** Problem details **
Please copy the entries below word for word.

(Records contained in a dataset)
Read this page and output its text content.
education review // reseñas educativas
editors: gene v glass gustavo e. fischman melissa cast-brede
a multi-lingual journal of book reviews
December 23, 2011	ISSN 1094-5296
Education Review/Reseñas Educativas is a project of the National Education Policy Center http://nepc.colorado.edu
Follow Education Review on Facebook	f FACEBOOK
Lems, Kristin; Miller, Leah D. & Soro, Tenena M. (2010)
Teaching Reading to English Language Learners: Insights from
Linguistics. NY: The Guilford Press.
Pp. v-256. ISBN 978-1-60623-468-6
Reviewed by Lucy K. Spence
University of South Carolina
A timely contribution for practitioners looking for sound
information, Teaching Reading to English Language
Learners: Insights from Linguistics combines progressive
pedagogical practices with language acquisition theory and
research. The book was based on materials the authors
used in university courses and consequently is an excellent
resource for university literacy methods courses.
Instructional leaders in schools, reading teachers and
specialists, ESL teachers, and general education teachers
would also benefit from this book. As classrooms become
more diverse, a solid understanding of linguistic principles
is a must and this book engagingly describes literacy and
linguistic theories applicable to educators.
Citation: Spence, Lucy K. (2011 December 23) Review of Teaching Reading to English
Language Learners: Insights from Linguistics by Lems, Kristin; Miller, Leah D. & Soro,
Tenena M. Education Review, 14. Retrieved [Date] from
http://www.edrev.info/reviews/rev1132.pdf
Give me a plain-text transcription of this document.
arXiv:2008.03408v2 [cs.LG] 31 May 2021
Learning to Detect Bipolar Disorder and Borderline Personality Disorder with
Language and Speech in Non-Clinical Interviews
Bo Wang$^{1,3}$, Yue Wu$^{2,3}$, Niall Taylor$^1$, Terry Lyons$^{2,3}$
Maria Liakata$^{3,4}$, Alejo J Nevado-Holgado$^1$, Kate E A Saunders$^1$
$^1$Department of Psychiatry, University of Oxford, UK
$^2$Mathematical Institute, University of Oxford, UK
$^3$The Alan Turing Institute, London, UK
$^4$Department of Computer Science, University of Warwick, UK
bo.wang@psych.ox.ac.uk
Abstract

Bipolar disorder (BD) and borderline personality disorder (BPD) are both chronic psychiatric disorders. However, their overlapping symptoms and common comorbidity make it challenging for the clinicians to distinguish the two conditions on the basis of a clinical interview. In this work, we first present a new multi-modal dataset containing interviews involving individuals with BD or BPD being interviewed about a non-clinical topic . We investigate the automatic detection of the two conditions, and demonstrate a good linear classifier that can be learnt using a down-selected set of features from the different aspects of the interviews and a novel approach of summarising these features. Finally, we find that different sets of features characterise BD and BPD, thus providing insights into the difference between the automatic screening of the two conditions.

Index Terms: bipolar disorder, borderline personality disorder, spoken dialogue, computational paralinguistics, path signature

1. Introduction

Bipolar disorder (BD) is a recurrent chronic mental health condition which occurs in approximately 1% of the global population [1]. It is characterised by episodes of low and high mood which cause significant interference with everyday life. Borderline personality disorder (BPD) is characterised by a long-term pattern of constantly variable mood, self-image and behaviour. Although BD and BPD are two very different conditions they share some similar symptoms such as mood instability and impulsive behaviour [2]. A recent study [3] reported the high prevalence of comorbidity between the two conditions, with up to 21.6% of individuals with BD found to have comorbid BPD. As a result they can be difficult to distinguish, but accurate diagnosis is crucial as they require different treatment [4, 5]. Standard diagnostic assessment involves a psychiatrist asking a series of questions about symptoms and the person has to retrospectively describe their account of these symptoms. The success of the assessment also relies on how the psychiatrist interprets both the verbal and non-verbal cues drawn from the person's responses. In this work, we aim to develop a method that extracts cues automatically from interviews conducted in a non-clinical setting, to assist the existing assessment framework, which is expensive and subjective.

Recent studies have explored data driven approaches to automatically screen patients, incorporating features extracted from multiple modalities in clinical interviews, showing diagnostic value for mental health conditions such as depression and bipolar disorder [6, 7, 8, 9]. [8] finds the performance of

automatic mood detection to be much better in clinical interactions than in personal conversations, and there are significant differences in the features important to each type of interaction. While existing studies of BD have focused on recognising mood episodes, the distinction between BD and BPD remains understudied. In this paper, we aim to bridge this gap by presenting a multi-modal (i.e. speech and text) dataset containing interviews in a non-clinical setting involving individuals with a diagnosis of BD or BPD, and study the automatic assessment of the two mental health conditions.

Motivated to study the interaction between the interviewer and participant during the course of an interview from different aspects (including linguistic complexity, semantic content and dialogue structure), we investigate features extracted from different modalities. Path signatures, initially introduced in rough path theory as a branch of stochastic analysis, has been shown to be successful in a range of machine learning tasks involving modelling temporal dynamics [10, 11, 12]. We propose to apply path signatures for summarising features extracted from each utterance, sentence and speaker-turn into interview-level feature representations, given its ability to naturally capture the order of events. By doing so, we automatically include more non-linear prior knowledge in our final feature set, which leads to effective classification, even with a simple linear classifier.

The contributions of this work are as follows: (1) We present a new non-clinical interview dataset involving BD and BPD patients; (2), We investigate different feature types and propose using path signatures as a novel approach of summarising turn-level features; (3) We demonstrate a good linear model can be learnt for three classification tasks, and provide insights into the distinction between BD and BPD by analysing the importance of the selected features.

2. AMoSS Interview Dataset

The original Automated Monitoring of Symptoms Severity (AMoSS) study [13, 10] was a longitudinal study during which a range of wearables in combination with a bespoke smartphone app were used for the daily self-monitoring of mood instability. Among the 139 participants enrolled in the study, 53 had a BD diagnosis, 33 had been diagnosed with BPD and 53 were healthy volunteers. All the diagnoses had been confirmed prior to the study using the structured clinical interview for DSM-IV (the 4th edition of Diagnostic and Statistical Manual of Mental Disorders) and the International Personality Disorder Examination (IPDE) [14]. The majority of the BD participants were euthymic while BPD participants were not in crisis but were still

** Task solution **
Read this page and output its text content.
education review // reseñas educativas
editors: gene v glass gustavo e. fischman melissa cast-brede
a multi-lingual journal of book reviews
December 23, 2011	ISSN 1094-5296
Education Review/Reseñas Educativas is a project of the National Education Policy Center http://nepc.colorado.edu
Follow Education Review on Facebook	f FACEBOOK
Lems, Kristin; Miller, Leah D. & Soro, Tenena M. (2010)
Teaching Reading to English Language Learners: Insights from
Linguistics. NY: The Guilford Press.
Pp. v-256. ISBN 978-1-60623-468-6
Reviewed by Lucy K. Spence
University of South Carolina
A timely contribution for practitioners looking for sound
information, Teaching Reading to English Language
Learners: Insights from Linguistics combines progressive
pedagogical practices with language acquisition theory and
research. The book was based on materials the authors
used in university courses and consequently is an excellent
resource for university literacy methods courses.
Instructional leaders in schools, reading teachers and
specialists, ESL teachers, and general education teachers
would also benefit from this book. As classrooms become
more diverse, a solid understanding of linguistic principles
is a must and this book engagingly describes literacy and
linguistic theories applicable to educators.
Citation: Spence, Lucy K. (2011 December 23) Review of Teaching Reading to English
Language Learners: Insights from Linguistics by Lems, Kristin; Miller, Leah D. & Soro,
Tenena M. Education Review, 14. Retrieved [Date] from
http://www.edrev.info/reviews/rev1132.pdf
Give me a plain-text transcription of this document.
arXiv:2008.03408v2 [cs.LG] 31 May 2021
Learning to Detect Bipolar Disorder and Borderline Personality Disorder with
Language and Speech in Non-Clinical Interviews
Bo Wang$^{1,3}$, Yue Wu$^{2,3}$, Niall Taylor$^1$, Terry Lyons$^{2,3}$
Maria Liakata$^{3,4}$, Alejo J Nevado-Holgado$^1$, Kate E A Saunders$^1$
$^1$Department of Psychiatry, University of Oxford, UK
$^2$Mathematical Institute, University of Oxford, UK
$^3$The Alan Turing Institute, London, UK
$^4$Department of Computer Science, University of Warwick, UK
bo.wang@psych.ox.ac.uk
Abstract

Bipolar disorder (BD) and borderline personality disorder (BPD) are both chronic psychiatric disorders. However, their overlapping symptoms and common comorbidity make it challenging for the clinicians to distinguish the two conditions on the basis of a clinical interview. In this work, we first present a new multi-modal dataset containing interviews involving individuals with BD or BPD being interviewed about a non-clinical topic . We investigate the automatic detection of the two conditions, and demonstrate a good linear classifier that can be learnt using a down-selected set of features from the different aspects of the interviews and a novel approach of summarising these features. Finally, we find that different sets of features characterise BD and BPD, thus providing insights into the difference between the automatic screening of the two conditions.

Index Terms: bipolar disorder, borderline personality disorder, spoken dialogue, computational paralinguistics, path signature

1. Introduction

Bipolar disorder (BD) is a recurrent chronic mental health condition which occurs in approximately 1% of the global population [1]. It is characterised by episodes of low and high mood which cause significant interference with everyday life. Borderline personality disorder (BPD) is characterised by a long-term pattern of constantly variable mood, self-image and behaviour. Although BD and BPD are two very different conditions they share some similar symptoms such as mood instability and impulsive behaviour [2]. A recent study [3] reported the high prevalence of comorbidity between the two conditions, with up to 21.6% of individuals with BD found to have comorbid BPD. As a result they can be difficult to distinguish, but accurate diagnosis is crucial as they require different treatment [4, 5]. Standard diagnostic assessment involves a psychiatrist asking a series of questions about symptoms and the person has to retrospectively describe their account of these symptoms. The success of the assessment also relies on how the psychiatrist interprets both the verbal and non-verbal cues drawn from the person's responses. In this work, we aim to develop a method that extracts cues automatically from interviews conducted in a non-clinical setting, to assist the existing assessment framework, which is expensive and subjective.

Recent studies have explored data driven approaches to automatically screen patients, incorporating features extracted from multiple modalities in clinical interviews, showing diagnostic value for mental health conditions such as depression and bipolar disorder [6, 7, 8, 9]. [8] finds the performance of

automatic mood detection to be much better in clinical interactions than in personal conversations, and there are significant differences in the features important to each type of interaction. While existing studies of BD have focused on recognising mood episodes, the distinction between BD and BPD remains understudied. In this paper, we aim to bridge this gap by presenting a multi-modal (i.e. speech and text) dataset containing interviews in a non-clinical setting involving individuals with a diagnosis of BD or BPD, and study the automatic assessment of the two mental health conditions.

Motivated to study the interaction between the interviewer and participant during the course of an interview from different aspects (including linguistic complexity, semantic content and dialogue structure), we investigate features extracted from different modalities. Path signatures, initially introduced in rough path theory as a branch of stochastic analysis, has been shown to be successful in a range of machine learning tasks involving modelling temporal dynamics [10, 11, 12]. We propose to apply path signatures for summarising features extracted from each utterance, sentence and speaker-turn into interview-level feature representations, given its ability to naturally capture the order of events. By doing so, we automatically include more non-linear prior knowledge in our final feature set, which leads to effective classification, even with a simple linear classifier.

The contributions of this work are as follows: (1) We present a new non-clinical interview dataset involving BD and BPD patients; (2), We investigate different feature types and propose using path signatures as a novel approach of summarising turn-level features; (3) We demonstrate a good linear model can be learnt for three classification tasks, and provide insights into the distinction between BD and BPD by analysing the importance of the selected features.

2. AMoSS Interview Dataset

The original Automated Monitoring of Symptoms Severity (AMoSS) study [13, 10] was a longitudinal study during which a range of wearables in combination with a bespoke smartphone app were used for the daily self-monitoring of mood instability. Among the 139 participants enrolled in the study, 53 had a BD diagnosis, 33 had been diagnosed with BPD and 53 were healthy volunteers. All the diagnoses had been confirmed prior to the study using the structured clinical interview for DSM-IV (the 4th edition of Diagnostic and Statistical Manual of Mental Disorders) and the International Personality Disorder Examination (IPDE) [14]. The majority of the BD participants were euthymic while BPD participants were not in crisis but were still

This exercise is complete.